--- SUPPLIED ENTRIES ---

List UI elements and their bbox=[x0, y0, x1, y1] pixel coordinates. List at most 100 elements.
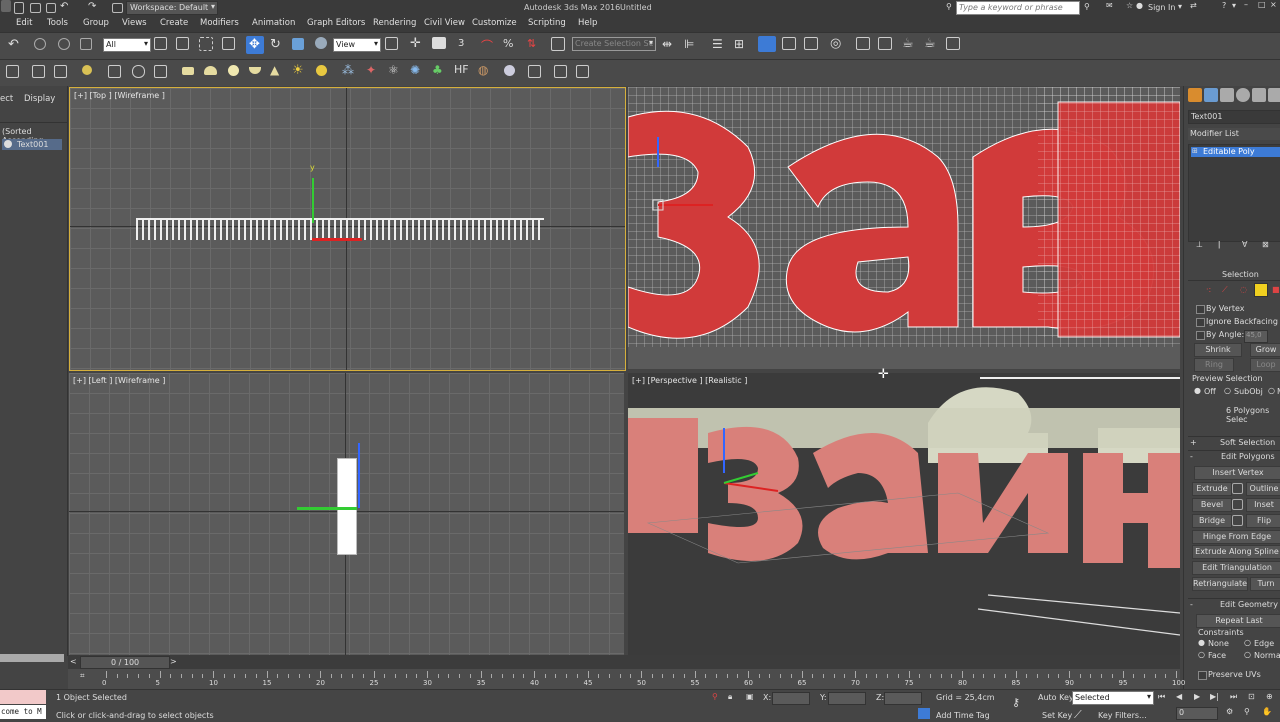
cone-icon[interactable]: ▲ bbox=[270, 63, 279, 77]
new-file-icon[interactable] bbox=[14, 2, 24, 14]
bowl-icon[interactable] bbox=[249, 67, 261, 74]
rollout-header-soft-selection[interactable]: + Soft Selection bbox=[1188, 436, 1280, 448]
tab-select[interactable]: ect bbox=[0, 94, 13, 104]
z-coordinate-field[interactable] bbox=[884, 692, 922, 705]
menu-civil-view[interactable]: Civil View bbox=[424, 18, 465, 28]
menu-graph-editors[interactable]: Graph Editors bbox=[307, 18, 365, 28]
undo-icon[interactable]: ↶ bbox=[60, 1, 68, 12]
selection-filter-dropdown[interactable]: All ▾ bbox=[103, 38, 151, 52]
element-mode-icon[interactable]: ■ bbox=[1272, 285, 1280, 294]
redo-icon[interactable]: ↷ bbox=[88, 1, 96, 12]
save-file-icon[interactable] bbox=[46, 3, 56, 13]
by-vertex-checkbox[interactable] bbox=[1196, 305, 1205, 314]
help-menu-icon[interactable]: ▾ bbox=[1232, 1, 1236, 10]
retriangulate-button[interactable]: Retriangulate bbox=[1192, 577, 1248, 591]
help-icon[interactable]: ? bbox=[1222, 1, 1226, 10]
constraint-edge-radio[interactable]: ○ bbox=[1244, 638, 1251, 647]
tool-3-icon[interactable] bbox=[54, 65, 67, 78]
close-icon[interactable]: × bbox=[1270, 0, 1277, 9]
schematic-view-icon[interactable] bbox=[804, 37, 818, 50]
open-file-icon[interactable] bbox=[30, 3, 41, 13]
key-mode-toggle-icon[interactable]: ⊡ bbox=[1248, 692, 1255, 701]
window-crossing-icon[interactable] bbox=[222, 37, 235, 50]
plane-icon[interactable] bbox=[182, 67, 194, 75]
menu-edit[interactable]: Edit bbox=[16, 18, 32, 28]
snaps-toggle-icon[interactable]: 3 bbox=[458, 38, 464, 49]
menu-rendering[interactable]: Rendering bbox=[373, 18, 416, 28]
render-production-icon[interactable]: ☕ bbox=[902, 36, 914, 51]
layer-manager-icon[interactable]: ☰ bbox=[712, 37, 723, 51]
tool-22-icon[interactable] bbox=[504, 65, 515, 76]
select-and-scale-icon[interactable] bbox=[292, 38, 304, 50]
prev-frame-icon[interactable]: ◀ bbox=[1176, 692, 1182, 701]
search-icon[interactable]: ⚲ bbox=[1084, 2, 1090, 11]
time-tag-icon[interactable] bbox=[918, 708, 930, 719]
insert-vertex-button[interactable]: Insert Vertex bbox=[1194, 466, 1280, 480]
a360-render-icon[interactable] bbox=[946, 37, 960, 50]
set-key-button[interactable]: Set Key bbox=[1042, 711, 1072, 720]
ring-button[interactable]: Ring bbox=[1194, 358, 1234, 372]
inset-button[interactable]: Inset bbox=[1246, 498, 1280, 512]
constraint-normal-radio[interactable]: ○ bbox=[1244, 650, 1251, 659]
explorer-scrollbar[interactable] bbox=[0, 654, 64, 662]
grow-button[interactable]: Grow bbox=[1250, 343, 1280, 357]
select-and-rotate-icon[interactable]: ↻ bbox=[270, 37, 281, 52]
sign-in-link[interactable]: Sign In bbox=[1148, 3, 1175, 12]
menu-customize[interactable]: Customize bbox=[472, 18, 517, 28]
modify-tab-icon[interactable] bbox=[1204, 88, 1218, 102]
time-config-icon[interactable]: ⚙ bbox=[1226, 707, 1233, 716]
tool-25-icon[interactable] bbox=[576, 65, 589, 78]
sun-icon[interactable]: ☀ bbox=[292, 63, 304, 78]
manipulate-icon[interactable]: ✛ bbox=[410, 36, 421, 51]
bridge-button[interactable]: Bridge bbox=[1192, 514, 1232, 528]
ignore-backfacing-checkbox[interactable] bbox=[1196, 318, 1205, 327]
y-coordinate-field[interactable] bbox=[828, 692, 866, 705]
pan-icon[interactable]: ✋ bbox=[1262, 707, 1272, 716]
preview-off-radio[interactable]: ● bbox=[1194, 386, 1201, 395]
time-slider[interactable]: < 0 / 100 > bbox=[68, 655, 1180, 669]
tool-18-icon[interactable]: ✺ bbox=[410, 63, 420, 77]
extrude-settings-icon[interactable] bbox=[1232, 483, 1243, 494]
prev-frame-arrow-icon[interactable]: < bbox=[70, 657, 77, 666]
bevel-settings-icon[interactable] bbox=[1232, 499, 1243, 510]
mirror-icon[interactable]: ⇹ bbox=[662, 37, 672, 51]
zoom-extents-icon[interactable]: ⊕ bbox=[1266, 692, 1273, 701]
maxscript-output[interactable]: come to M bbox=[0, 705, 46, 719]
select-by-name-icon[interactable] bbox=[176, 37, 189, 50]
modifier-stack-item[interactable]: ⊞ Editable Poly bbox=[1191, 147, 1280, 157]
menu-group[interactable]: Group bbox=[83, 18, 109, 28]
search-input[interactable]: Type a keyword or phrase bbox=[956, 1, 1080, 15]
menu-animation[interactable]: Animation bbox=[252, 18, 295, 28]
go-to-end-icon[interactable]: ⏭ bbox=[1230, 692, 1237, 702]
communication-icon[interactable]: ✉ bbox=[1106, 1, 1113, 10]
tool-6-icon[interactable] bbox=[132, 65, 145, 78]
auto-key-button[interactable]: Auto Key bbox=[1038, 693, 1074, 702]
make-unique-icon[interactable]: ∀ bbox=[1242, 240, 1247, 249]
go-to-start-icon[interactable]: ⏮ bbox=[1158, 692, 1165, 702]
constraint-face-radio[interactable]: ○ bbox=[1198, 650, 1205, 659]
app-menu-icon[interactable] bbox=[1, 0, 11, 12]
named-selection-set-dropdown[interactable]: Create Selection Se ▾ bbox=[572, 37, 656, 51]
select-object-icon[interactable] bbox=[154, 37, 167, 50]
preview-multi-radio[interactable]: ○ bbox=[1268, 386, 1275, 395]
menu-help[interactable]: Help bbox=[578, 18, 597, 28]
graphite-toolbar-icon[interactable]: ⊞ bbox=[734, 37, 744, 51]
repeat-last-button[interactable]: Repeat Last bbox=[1196, 614, 1280, 628]
undo-icon[interactable]: ↶ bbox=[8, 37, 19, 52]
lock-selection-icon[interactable]: 🔒︎ bbox=[728, 692, 732, 702]
menu-modifiers[interactable]: Modifiers bbox=[200, 18, 239, 28]
cloth-icon[interactable]: ◍ bbox=[478, 63, 488, 77]
turn-button[interactable]: Turn bbox=[1250, 577, 1280, 591]
vertex-mode-icon[interactable]: ·: bbox=[1206, 285, 1211, 294]
keyboard-shortcut-icon[interactable] bbox=[432, 37, 446, 49]
x-coordinate-field[interactable] bbox=[772, 692, 810, 705]
place-icon[interactable] bbox=[315, 37, 327, 49]
object-name-field[interactable]: Text001 bbox=[1188, 110, 1280, 124]
dome-icon[interactable] bbox=[204, 66, 217, 75]
tool-23-icon[interactable] bbox=[528, 65, 541, 78]
rollout-header-edit-polygons[interactable]: - Edit Polygons bbox=[1188, 450, 1280, 462]
menu-views[interactable]: Views bbox=[122, 18, 147, 28]
mini-curve-editor-icon[interactable]: ⌗ bbox=[80, 671, 85, 681]
by-angle-spinner[interactable]: 45,0 bbox=[1244, 330, 1268, 343]
scene-explorer-icon[interactable] bbox=[758, 36, 776, 52]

---

# WHAT IS NEEDED
Copy out the material in full with "interactable" changed to "clickable" everywhere, leaving every other character as it is. Omit the pictures.

# RESULT
List UI elements and their bbox=[x0, y0, x1, y1] pixel coordinates. List at most 100 elements.
cone-icon[clickable]: ▲ bbox=[270, 63, 279, 77]
new-file-icon[clickable] bbox=[14, 2, 24, 14]
bowl-icon[clickable] bbox=[249, 67, 261, 74]
rollout-header-soft-selection[clickable]: + Soft Selection bbox=[1188, 436, 1280, 448]
tab-select[clickable]: ect bbox=[0, 94, 13, 104]
z-coordinate-field[clickable] bbox=[884, 692, 922, 705]
menu-civil-view[clickable]: Civil View bbox=[424, 18, 465, 28]
menu-graph-editors[clickable]: Graph Editors bbox=[307, 18, 365, 28]
undo-icon[clickable]: ↶ bbox=[60, 1, 68, 12]
selection-filter-dropdown[clickable]: All ▾ bbox=[103, 38, 151, 52]
element-mode-icon[clickable]: ■ bbox=[1272, 285, 1280, 294]
redo-icon[clickable]: ↷ bbox=[88, 1, 96, 12]
save-file-icon[clickable] bbox=[46, 3, 56, 13]
by-vertex-checkbox[clickable] bbox=[1196, 305, 1205, 314]
help-menu-icon[clickable]: ▾ bbox=[1232, 1, 1236, 10]
retriangulate-button[clickable]: Retriangulate bbox=[1192, 577, 1248, 591]
help-icon[clickable]: ? bbox=[1222, 1, 1226, 10]
constraint-edge-radio[clickable]: ○ bbox=[1244, 638, 1251, 647]
tool-3-icon[clickable] bbox=[54, 65, 67, 78]
close-icon[clickable]: × bbox=[1270, 0, 1277, 9]
schematic-view-icon[clickable] bbox=[804, 37, 818, 50]
open-file-icon[clickable] bbox=[30, 3, 41, 13]
key-mode-toggle-icon[clickable]: ⊡ bbox=[1248, 692, 1255, 701]
window-crossing-icon[clickable] bbox=[222, 37, 235, 50]
plane-icon[clickable] bbox=[182, 67, 194, 75]
menu-edit[clickable]: Edit bbox=[16, 18, 32, 28]
snaps-toggle-icon[clickable]: 3 bbox=[458, 38, 464, 49]
menu-rendering[clickable]: Rendering bbox=[373, 18, 416, 28]
render-production-icon[clickable]: ☕ bbox=[902, 36, 914, 51]
layer-manager-icon[clickable]: ☰ bbox=[712, 37, 723, 51]
tool-22-icon[clickable] bbox=[504, 65, 515, 76]
select-and-scale-icon[clickable] bbox=[292, 38, 304, 50]
prev-frame-icon[clickable]: ◀ bbox=[1176, 692, 1182, 701]
search-icon[clickable]: ⚲ bbox=[1084, 2, 1090, 11]
time-tag-icon[clickable] bbox=[918, 708, 930, 719]
insert-vertex-button[clickable]: Insert Vertex bbox=[1194, 466, 1280, 480]
a360-render-icon[clickable] bbox=[946, 37, 960, 50]
set-key-button[clickable]: Set Key bbox=[1042, 711, 1072, 720]
ring-button[clickable]: Ring bbox=[1194, 358, 1234, 372]
inset-button[clickable]: Inset bbox=[1246, 498, 1280, 512]
constraint-normal-radio[clickable]: ○ bbox=[1244, 650, 1251, 659]
explorer-scrollbar[clickable] bbox=[0, 654, 64, 662]
grow-button[clickable]: Grow bbox=[1250, 343, 1280, 357]
select-and-rotate-icon[clickable]: ↻ bbox=[270, 37, 281, 52]
sign-in-link[clickable]: Sign In bbox=[1148, 3, 1175, 12]
menu-customize[clickable]: Customize bbox=[472, 18, 517, 28]
modify-tab-icon[clickable] bbox=[1204, 88, 1218, 102]
time-config-icon[clickable]: ⚙ bbox=[1226, 707, 1233, 716]
tool-25-icon[clickable] bbox=[576, 65, 589, 78]
sun-icon[clickable]: ☀ bbox=[292, 63, 304, 78]
manipulate-icon[clickable]: ✛ bbox=[410, 36, 421, 51]
bridge-button[clickable]: Bridge bbox=[1192, 514, 1232, 528]
ignore-backfacing-checkbox[clickable] bbox=[1196, 318, 1205, 327]
y-coordinate-field[clickable] bbox=[828, 692, 866, 705]
pan-icon[clickable]: ✋ bbox=[1262, 707, 1272, 716]
preview-off-radio[clickable]: ● bbox=[1194, 386, 1201, 395]
time-slider[clickable]: < 0 / 100 > bbox=[68, 655, 1180, 669]
tool-18-icon[clickable]: ✺ bbox=[410, 63, 420, 77]
extrude-settings-icon[clickable] bbox=[1232, 483, 1243, 494]
prev-frame-arrow-icon[clickable]: < bbox=[70, 657, 77, 666]
bevel-settings-icon[clickable] bbox=[1232, 499, 1243, 510]
mirror-icon[clickable]: ⇹ bbox=[662, 37, 672, 51]
zoom-extents-icon[clickable]: ⊕ bbox=[1266, 692, 1273, 701]
maxscript-output[clickable]: come to M bbox=[0, 705, 46, 719]
select-by-name-icon[clickable] bbox=[176, 37, 189, 50]
modifier-stack-item[clickable]: ⊞ Editable Poly bbox=[1191, 147, 1280, 157]
menu-group[clickable]: Group bbox=[83, 18, 109, 28]
search-input[clickable]: Type a keyword or phrase bbox=[956, 1, 1080, 15]
menu-animation[clickable]: Animation bbox=[252, 18, 295, 28]
go-to-end-icon[clickable]: ⏭ bbox=[1230, 692, 1237, 702]
communication-icon[clickable]: ✉ bbox=[1106, 1, 1113, 10]
tool-6-icon[clickable] bbox=[132, 65, 145, 78]
auto-key-button[clickable]: Auto Key bbox=[1038, 693, 1074, 702]
make-unique-icon[clickable]: ∀ bbox=[1242, 240, 1247, 249]
go-to-start-icon[clickable]: ⏮ bbox=[1158, 692, 1165, 702]
constraint-face-radio[clickable]: ○ bbox=[1198, 650, 1205, 659]
app-menu-icon[clickable] bbox=[1, 0, 11, 12]
named-selection-set-dropdown[clickable]: Create Selection Se ▾ bbox=[572, 37, 656, 51]
select-object-icon[clickable] bbox=[154, 37, 167, 50]
preview-multi-radio[clickable]: ○ bbox=[1268, 386, 1275, 395]
menu-help[clickable]: Help bbox=[578, 18, 597, 28]
graphite-toolbar-icon[clickable]: ⊞ bbox=[734, 37, 744, 51]
repeat-last-button[clickable]: Repeat Last bbox=[1196, 614, 1280, 628]
undo-icon[clickable]: ↶ bbox=[8, 37, 19, 52]
lock-selection-icon[clickable]: 🔒︎ bbox=[728, 692, 732, 702]
menu-modifiers[clickable]: Modifiers bbox=[200, 18, 239, 28]
cloth-icon[clickable]: ◍ bbox=[478, 63, 488, 77]
turn-button[clickable]: Turn bbox=[1250, 577, 1280, 591]
vertex-mode-icon[clickable]: ·: bbox=[1206, 285, 1211, 294]
keyboard-shortcut-icon[clickable] bbox=[432, 37, 446, 49]
x-coordinate-field[clickable] bbox=[772, 692, 810, 705]
place-icon[clickable] bbox=[315, 37, 327, 49]
object-name-field[clickable]: Text001 bbox=[1188, 110, 1280, 124]
dome-icon[clickable] bbox=[204, 66, 217, 75]
tool-23-icon[clickable] bbox=[528, 65, 541, 78]
rollout-header-edit-polygons[clickable]: - Edit Polygons bbox=[1188, 450, 1280, 462]
menu-views[clickable]: Views bbox=[122, 18, 147, 28]
mini-curve-editor-icon[clickable]: ⌗ bbox=[80, 671, 85, 681]
by-angle-spinner[clickable]: 45,0 bbox=[1244, 330, 1268, 343]
scene-explorer-icon[clickable] bbox=[758, 36, 776, 52]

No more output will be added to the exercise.